WHAT NEEDS TO BE DONE
Answer these questions about the forum thread on building a lean-to shed:
1. What lumber does the first reply suggest attaching to the exposed exterior wall of the house?
2. What size lean-to plans did fenders buy online, and for how much?
3. According to the first reply, what will the soil likely do if gravel isn't put under the post blocks?

I'm suprized you didn't get a reply?? Odd really! 

I would cut away the siding as it would interfere with getting a solid connection or laminate to the house. I would then attach a 2x6 to the exposed exterior wall of the house spanning the length of the lean to roof. This will act as a support for the roof. 

BUT is this just temporary until you get your shed put in?

You might consider just leaving the lean to unattached of the house so you don't have to do any cosmetic touch ups after??

As for putting down gravel underneath the post supports, I would. I would cut/dig away a section of grass where the post blocks will sit and to the level needed(based on grade) pour some gravel down then tamp the area to make it solid. The ground(soil) will more than likely allow the posts to sink if you don't. I wouldn't put gravel everywhere if this is temporary as you would have to clean it up after. 

I'm thinking by not attaching this to your house you could get a few friends over after the shed is up and move the lean to where your shed is and attach it to the shed?? Get a little extra out of it for things that don't need to be inside the shed.


----------



## fenders

*thanks fantastic*

Hey I appreciate your comments man. I think theres just alot of poeple asking for help here that you sometimes get bumped out lol. 

I am still debating but leaning more towards just leaving it unattached and not bothering the cosmetics of the house. I wasn't sure how much grvol is sufficient and whether it is necessary to get below the frost line with it. 

The tricky part will be doing the back of it with the siding. Might have to try and put it together and then get some beers and abunch of guys to move it over. 

Will start it next week. BOught the 10 x 4 lean to plans online for 12.00. I'll post my results when im done. 

Might need feedback on what to use for a skirt on my slope to prevent animals from making homes int here. 

sorry man, lots of questions lol first time building my own shed and not a kit. prety excited. 

cheers
fenders


----------



## lilfarm

Just my opinion, but I would not attach it to the house. 1) you'll have to mess with your siding, 2) if it's attached to the house it would be best if it was below the frost line so the lean to is not moving against your house. If it was me, I would put it near where you are going to build the bigger shed. Then you can either, just build the bigger shed next to it or move the lean to shed over and attach it to the bigger one when it is finished. Also, if you are placing the lean to next to your house, what are you doing about the slope?


----------



## Tom Struble

your probably not even be allowed to attach your shed to your house,check with your bi first


----------



## Fantastic

fenders said:


> Hey I appreciate your comments man. I think theres just alot of poeple asking for help here that you sometimes get bumped out lol.
> 
> I am still debating but leaning more towards just leaving it unattached and not bothering the cosmetics of the house. I wasn't sure how much grvol is sufficient and whether it is necessary to get below the frost line with it.
> 
> The tricky part will be doing the back of it with the siding. Might have to try and put it together and then get some beers and abunch of guys to move it over.
> 
> Will start it next week. BOught the 10 x 4 lean to plans online for 12.00. I'll post my results when im done.
> 
> Might need feedback on what to use for a skirt on my slope to prevent animals from making homes int here.
> 
> sorry man, lots of questions lol first time building my own shed and not a kit. prety excited.

SUPPLIED DATA

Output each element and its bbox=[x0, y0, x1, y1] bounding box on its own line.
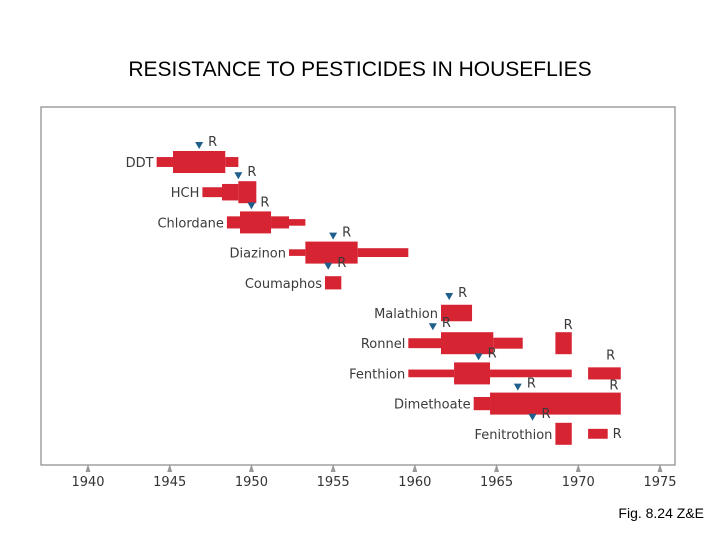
resistance-marker bbox=[329, 232, 338, 240]
pesticide-label-diazinon: Diazinon bbox=[230, 247, 286, 262]
bar-segment-chlordane bbox=[239, 211, 272, 234]
resistance-marker bbox=[234, 172, 243, 180]
resistance-marker bbox=[195, 142, 204, 149]
bar-segment-fenitrothion bbox=[555, 422, 572, 445]
bar-segment-fenthion bbox=[588, 367, 621, 380]
bars-layer bbox=[156, 151, 621, 445]
plot-frame bbox=[40, 106, 676, 466]
resistance-marker bbox=[513, 383, 522, 391]
pesticide-label-coumaphos: Coumaphos bbox=[245, 277, 322, 292]
axis-tick-label: 1965 bbox=[480, 475, 513, 490]
axis-tick-mark bbox=[657, 464, 663, 472]
bar-segment-hch bbox=[222, 183, 239, 201]
late-resistance-label: R bbox=[609, 379, 618, 394]
bar-segment-ddt bbox=[172, 151, 226, 173]
resistance-label: R bbox=[260, 195, 269, 210]
bar-segment-chlordane bbox=[271, 216, 290, 229]
late-resistance-label: R bbox=[564, 318, 573, 333]
resistance-label: R bbox=[342, 226, 351, 241]
page-title: RESISTANCE TO PESTICIDES IN HOUSEFLIES bbox=[128, 58, 592, 81]
bar-segment-ronnel bbox=[555, 332, 572, 355]
resistance-label: R bbox=[442, 316, 451, 331]
resistance-label: R bbox=[527, 377, 536, 392]
axis-tick-mark bbox=[167, 464, 173, 472]
bar-segment-chlordane bbox=[289, 219, 306, 226]
late-resistance-label: R bbox=[606, 348, 615, 363]
axis-tick-label: 1950 bbox=[235, 475, 268, 490]
resistance-marker bbox=[474, 353, 483, 361]
bar-segment-malathion bbox=[441, 304, 473, 322]
axis-tick-label: 1975 bbox=[643, 475, 676, 490]
pesticide-label-dimethoate: Dimethoate bbox=[394, 398, 471, 413]
pesticide-label-fenthion: Fenthion bbox=[349, 367, 405, 382]
axis-tick-label: 1955 bbox=[317, 475, 350, 490]
resistance-label: R bbox=[337, 256, 346, 271]
bar-segment-ronnel bbox=[493, 337, 523, 349]
pesticide-label-chlordane: Chlordane bbox=[157, 216, 223, 231]
bar-segment-fenthion bbox=[454, 362, 491, 385]
bar-segment-ddt bbox=[225, 157, 239, 167]
figure-caption: Fig. 8.24 Z&E bbox=[618, 505, 704, 521]
bar-segment-ronnel bbox=[408, 338, 442, 349]
pesticide-label-ddt: DDT bbox=[126, 156, 154, 171]
bar-segment-hch bbox=[238, 181, 257, 204]
resistance-marker bbox=[324, 262, 333, 270]
bar-segment-ddt bbox=[156, 157, 173, 167]
resistance-label: R bbox=[488, 346, 497, 361]
resistance-label: R bbox=[542, 407, 551, 422]
x-axis: 1940 1945 1950 1955 1960 1965 1970 1975 bbox=[71, 464, 677, 490]
axis-tick-label: 1945 bbox=[153, 475, 186, 490]
resistance-label: R bbox=[247, 165, 256, 180]
axis-tick-mark bbox=[575, 464, 581, 472]
pesticide-label-fenitrothion: Fenitrothion bbox=[475, 428, 553, 443]
axis-tick-mark bbox=[248, 464, 254, 472]
late-resistance-label: R bbox=[613, 427, 622, 442]
bar-segment-fenitrothion bbox=[588, 428, 608, 439]
axis-tick-label: 1970 bbox=[562, 475, 595, 490]
resistance-label: R bbox=[458, 286, 467, 301]
bar-segment-diazinon bbox=[289, 249, 306, 256]
bar-segment-coumaphos bbox=[324, 276, 342, 290]
axis-tick-mark bbox=[494, 464, 500, 472]
axis-tick-label: 1960 bbox=[398, 475, 431, 490]
pesticide-label-ronnel: Ronnel bbox=[361, 337, 406, 352]
resistance-chart: 1940 1945 1950 1955 1960 1965 1970 1975 RRRRRRR… bbox=[40, 106, 677, 490]
pesticide-labels-layer: DDT HCH Chlordane Diazinon Coumaphos Malathio… bbox=[126, 156, 553, 443]
bar-segment-hch bbox=[202, 187, 223, 198]
pesticide-label-malathion: Malathion bbox=[374, 307, 438, 322]
bar-segment-diazinon bbox=[357, 248, 409, 257]
axis-tick-mark bbox=[85, 464, 91, 472]
resistance-label: R bbox=[208, 135, 217, 150]
bar-segment-fenthion bbox=[490, 369, 572, 378]
axis-tick-mark bbox=[412, 464, 418, 472]
resistance-marker bbox=[445, 293, 454, 300]
bar-segment-dimethoate bbox=[490, 392, 621, 415]
axis-tick-mark bbox=[330, 464, 336, 472]
bar-segment-dimethoate bbox=[473, 397, 491, 411]
resistance-marker bbox=[528, 413, 537, 421]
bar-segment-diazinon bbox=[305, 241, 358, 264]
resistance-marker bbox=[247, 202, 256, 210]
bar-segment-fenthion bbox=[408, 369, 455, 378]
pesticide-label-hch: HCH bbox=[171, 186, 200, 201]
axis-tick-label: 1940 bbox=[71, 475, 104, 490]
bar-segment-chlordane bbox=[226, 216, 240, 229]
bar-segment-ronnel bbox=[441, 332, 494, 355]
resistance-marker bbox=[428, 323, 437, 331]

ANSWER
1. A 2x6.
2. 10 x 4 plans, for 12.00.
3. It will likely let the posts sink.